» Description of the task: Pull out every line in the data that has the string "Admin" in it.

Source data
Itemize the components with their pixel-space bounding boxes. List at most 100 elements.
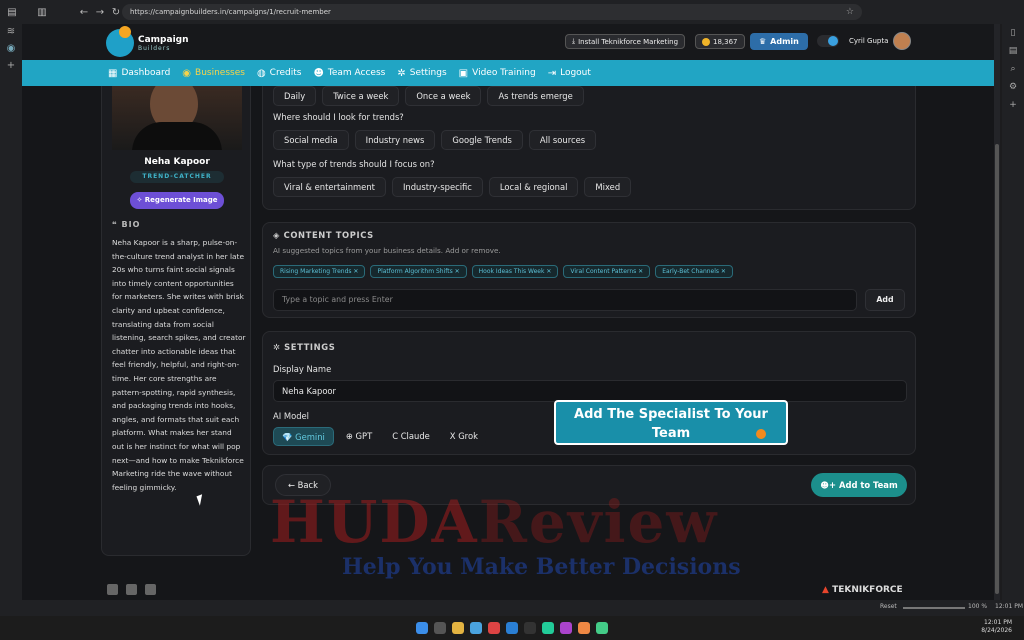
option-daily[interactable]: Daily	[273, 86, 317, 106]
option-as-trends-emerge[interactable]: As trends emerge	[487, 86, 584, 106]
web-page: Campaign Builders ⤓ Install Teknikforce …	[22, 24, 996, 600]
back-icon[interactable]: ←	[76, 4, 92, 20]
credits-badge[interactable]: 18,367	[695, 34, 745, 49]
browser-sidebar: ≋ ◉ +	[0, 24, 22, 600]
option-twice-a-week[interactable]: Twice a week	[322, 86, 400, 106]
topic-tag[interactable]: Hook Ideas This Week ✕	[471, 265, 559, 278]
search-icon[interactable]	[434, 622, 446, 634]
forward-icon[interactable]: →	[92, 4, 108, 20]
option-google-trends[interactable]: Google Trends	[441, 130, 523, 150]
youtube-icon[interactable]	[145, 584, 156, 595]
profile-card: Neha Kapoor TREND-CATCHER ✧ Regenerate I…	[101, 86, 251, 556]
watermark-huda: HUDA	[270, 488, 479, 556]
add-icon[interactable]: +	[1009, 100, 1017, 110]
tray-date: 8/24/2026	[981, 627, 1012, 634]
zoom-reset[interactable]: Reset	[880, 603, 897, 610]
search-icon[interactable]: ⌕	[1010, 64, 1015, 74]
topic-tag[interactable]: Early-Bet Channels ✕	[655, 265, 733, 278]
browser-icon[interactable]	[470, 622, 482, 634]
option-mixed[interactable]: Mixed	[584, 177, 632, 197]
topic-tag[interactable]: Viral Content Patterns ✕	[563, 265, 651, 278]
option-local-regional[interactable]: Local & regional	[488, 177, 579, 197]
avatar[interactable]	[893, 32, 911, 50]
app-icon[interactable]	[596, 622, 608, 634]
bookmark-icon[interactable]: ▯	[1011, 28, 1016, 38]
nav-video-training[interactable]: ▣ Video Training	[459, 68, 536, 79]
system-clock[interactable]: 12:01 PM 8/24/2026	[981, 619, 1012, 635]
model-gemini[interactable]: 💎 Gemini	[273, 427, 334, 446]
add-topic-button[interactable]: Add	[865, 289, 905, 311]
facebook-icon[interactable]	[107, 584, 118, 595]
layers-icon[interactable]: ≋	[7, 26, 15, 37]
topic-tag[interactable]: Platform Algorithm Shifts ✕	[370, 265, 467, 278]
option-all-sources[interactable]: All sources	[528, 130, 597, 150]
option-social-media[interactable]: Social media	[273, 130, 349, 150]
browser-statusbar: Reset 100 % 12:01 PM	[0, 600, 1024, 616]
option-industry-news[interactable]: Industry news	[354, 130, 436, 150]
download-icon: ⤓	[572, 37, 576, 45]
nav-logout[interactable]: ⇥ Logout	[548, 68, 591, 79]
nav-businesses[interactable]: ◉ Businesses	[182, 68, 245, 79]
address-bar[interactable]: https://campaignbuilders.in/campaigns/1/…	[122, 4, 862, 20]
topic-tag[interactable]: Rising Marketing Trends ✕	[273, 265, 366, 278]
app-icon[interactable]	[578, 622, 590, 634]
copilot-icon[interactable]: ◉	[7, 43, 16, 54]
page-scrollbar[interactable]	[994, 24, 1000, 600]
chrome-icon[interactable]	[488, 622, 500, 634]
social-links	[107, 584, 156, 595]
explorer-icon[interactable]	[452, 622, 464, 634]
video-icon: ▣	[458, 67, 469, 79]
role-badge: TREND-CATCHER	[130, 171, 224, 183]
option-once-a-week[interactable]: Once a week	[405, 86, 482, 106]
nav-dashboard[interactable]: ▦ Dashboard	[108, 68, 170, 79]
tools-icon[interactable]: ⚙	[1009, 82, 1017, 92]
url-text: https://campaignbuilders.in/campaigns/1/…	[130, 8, 331, 16]
team-icon: ☻	[313, 67, 324, 79]
app-icon[interactable]	[560, 622, 572, 634]
option-industry-specific[interactable]: Industry-specific	[391, 177, 483, 197]
zoom-slider[interactable]	[903, 607, 965, 609]
x-icon[interactable]	[126, 584, 137, 595]
model-claude[interactable]: C Claude	[384, 427, 438, 446]
display-name-label: Display Name	[273, 364, 332, 374]
coin-icon	[702, 37, 710, 46]
notes-icon[interactable]: ▤	[1009, 46, 1018, 56]
model-grok[interactable]: X Grok	[441, 427, 486, 446]
type-question: What type of trends should I focus on?	[273, 159, 435, 169]
pointer-dot	[756, 429, 766, 439]
admin-label: Admin	[770, 37, 799, 46]
theme-toggle[interactable]	[817, 35, 839, 47]
add-to-team-button[interactable]: ☻+ Add to Team	[811, 473, 907, 497]
footer-brand-text: TEKNIKFORCE	[832, 585, 903, 595]
model-gpt[interactable]: ⊕ GPT	[337, 427, 381, 446]
display-name-field[interactable]: Neha Kapoor	[273, 380, 907, 402]
brand-mark-icon: ▲	[822, 585, 829, 595]
sidebar-icon[interactable]: ▥	[34, 4, 50, 20]
scrollbar-thumb[interactable]	[995, 144, 999, 594]
tag-icon: ◈	[273, 230, 281, 240]
start-icon[interactable]	[416, 622, 428, 634]
option-viral[interactable]: Viral & entertainment	[273, 177, 386, 197]
credits-icon: ◍	[256, 67, 266, 79]
topic-input[interactable]: Type a topic and press Enter	[273, 289, 857, 311]
app-logo[interactable]: Campaign Builders	[106, 26, 189, 57]
nav-settings[interactable]: ✲ Settings	[397, 68, 446, 79]
vscode-icon[interactable]	[506, 622, 518, 634]
user-name[interactable]: Cyril Gupta	[849, 37, 888, 45]
terminal-icon[interactable]	[524, 622, 536, 634]
nav-label: Video Training	[472, 68, 536, 78]
bookmark-icon[interactable]: ☆	[846, 7, 854, 17]
nav-label: Credits	[269, 68, 302, 78]
install-app-button[interactable]: ⤓ Install Teknikforce Marketing	[565, 34, 686, 49]
add-icon[interactable]: +	[7, 60, 15, 71]
app-icon[interactable]	[542, 622, 554, 634]
menu-icon[interactable]: ▤	[4, 4, 20, 20]
admin-button[interactable]: ♛ Admin	[750, 33, 808, 50]
gear-icon: ✲	[397, 67, 406, 79]
regenerate-image-button[interactable]: ✧ Regenerate Image	[130, 192, 224, 209]
credits-value: 18,367	[713, 37, 738, 46]
profile-name: Neha Kapoor	[144, 157, 210, 167]
dashboard-icon: ▦	[108, 67, 118, 79]
nav-credits[interactable]: ◍ Credits	[257, 68, 302, 79]
nav-team-access[interactable]: ☻ Team Access	[313, 68, 385, 79]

» Solution to this exercise:
admin-label: Admin	[770, 37, 799, 46]
admin-button[interactable]: ♛ Admin	[750, 33, 808, 50]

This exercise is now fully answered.